### Given exercise
Leave out the pictures and copy everything else below exactly.

--- Data shown ---

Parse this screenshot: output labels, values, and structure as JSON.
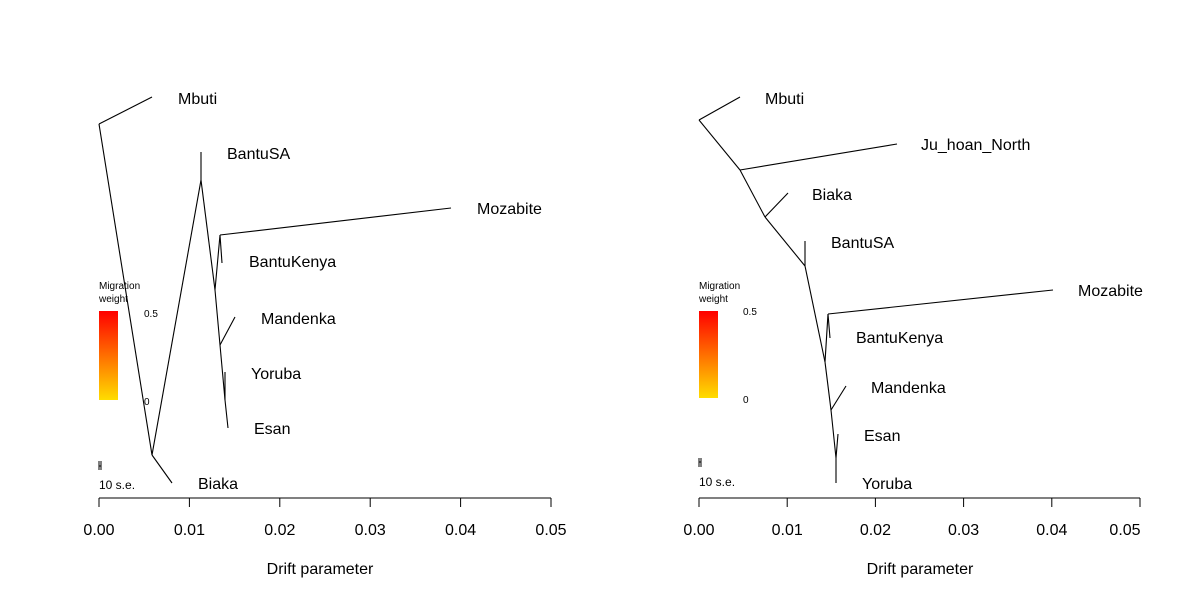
{
  "chart_data": [
    {
      "type": "tree",
      "title": "",
      "xlabel": "Drift parameter",
      "ylabel": "",
      "xlim": [
        0,
        0.05
      ],
      "xticks": [
        "0.00",
        "0.01",
        "0.02",
        "0.03",
        "0.04",
        "0.05"
      ],
      "legend": {
        "title_line1": "Migration",
        "title_line2": "weight",
        "max_label": "0.5",
        "min_label": "0",
        "color_high": "#ff0000",
        "color_low": "#ffdd00",
        "placement": "left-middle"
      },
      "scale_bar": {
        "label": "10 s.e."
      },
      "leaves": [
        {
          "name": "Mbuti",
          "drift": 0.0058
        },
        {
          "name": "BantuSA",
          "drift": 0.0113
        },
        {
          "name": "Mozabite",
          "drift": 0.039
        },
        {
          "name": "BantuKenya",
          "drift": 0.0137
        },
        {
          "name": "Mandenka",
          "drift": 0.015
        },
        {
          "name": "Yoruba",
          "drift": 0.014
        },
        {
          "name": "Esan",
          "drift": 0.0143
        },
        {
          "name": "Biaka",
          "drift": 0.0082
        }
      ]
    },
    {
      "type": "tree",
      "title": "",
      "xlabel": "Drift parameter",
      "ylabel": "",
      "xlim": [
        0,
        0.05
      ],
      "xticks": [
        "0.00",
        "0.01",
        "0.02",
        "0.03",
        "0.04",
        "0.05"
      ],
      "legend": {
        "title_line1": "Migration",
        "title_line2": "weight",
        "max_label": "0.5",
        "min_label": "0",
        "color_high": "#ff0000",
        "color_low": "#ffdd00",
        "placement": "left-middle"
      },
      "scale_bar": {
        "label": "10 s.e."
      },
      "leaves": [
        {
          "name": "Mbuti",
          "drift": 0.0045
        },
        {
          "name": "Ju_hoan_North",
          "drift": 0.0223
        },
        {
          "name": "Biaka",
          "drift": 0.01
        },
        {
          "name": "BantuSA",
          "drift": 0.012
        },
        {
          "name": "Mozabite",
          "drift": 0.04
        },
        {
          "name": "BantuKenya",
          "drift": 0.0148
        },
        {
          "name": "Mandenka",
          "drift": 0.0165
        },
        {
          "name": "Esan",
          "drift": 0.0158
        },
        {
          "name": "Yoruba",
          "drift": 0.0156
        }
      ]
    }
  ]
}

---

### Completed exercise
Parse this screenshot: output labels, values, and structure as JSON.
{
  "chart_data": [
    {
      "type": "tree",
      "title": "",
      "xlabel": "Drift parameter",
      "ylabel": "",
      "xlim": [
        0,
        0.05
      ],
      "xticks": [
        "0.00",
        "0.01",
        "0.02",
        "0.03",
        "0.04",
        "0.05"
      ],
      "legend": {
        "title_line1": "Migration",
        "title_line2": "weight",
        "max_label": "0.5",
        "min_label": "0",
        "color_high": "#ff0000",
        "color_low": "#ffdd00",
        "placement": "left-middle"
      },
      "scale_bar": {
        "label": "10 s.e."
      },
      "leaves": [
        {
          "name": "Mbuti",
          "drift": 0.0058
        },
        {
          "name": "BantuSA",
          "drift": 0.0113
        },
        {
          "name": "Mozabite",
          "drift": 0.039
        },
        {
          "name": "BantuKenya",
          "drift": 0.0137
        },
        {
          "name": "Mandenka",
          "drift": 0.015
        },
        {
          "name": "Yoruba",
          "drift": 0.014
        },
        {
          "name": "Esan",
          "drift": 0.0143
        },
        {
          "name": "Biaka",
          "drift": 0.0082
        }
      ]
    },
    {
      "type": "tree",
      "title": "",
      "xlabel": "Drift parameter",
      "ylabel": "",
      "xlim": [
        0,
        0.05
      ],
      "xticks": [
        "0.00",
        "0.01",
        "0.02",
        "0.03",
        "0.04",
        "0.05"
      ],
      "legend": {
        "title_line1": "Migration",
        "title_line2": "weight",
        "max_label": "0.5",
        "min_label": "0",
        "color_high": "#ff0000",
        "color_low": "#ffdd00",
        "placement": "left-middle"
      },
      "scale_bar": {
        "label": "10 s.e."
      },
      "leaves": [
        {
          "name": "Mbuti",
          "drift": 0.0045
        },
        {
          "name": "Ju_hoan_North",
          "drift": 0.0223
        },
        {
          "name": "Biaka",
          "drift": 0.01
        },
        {
          "name": "BantuSA",
          "drift": 0.012
        },
        {
          "name": "Mozabite",
          "drift": 0.04
        },
        {
          "name": "BantuKenya",
          "drift": 0.0148
        },
        {
          "name": "Mandenka",
          "drift": 0.0165
        },
        {
          "name": "Esan",
          "drift": 0.0158
        },
        {
          "name": "Yoruba",
          "drift": 0.0156
        }
      ]
    }
  ]
}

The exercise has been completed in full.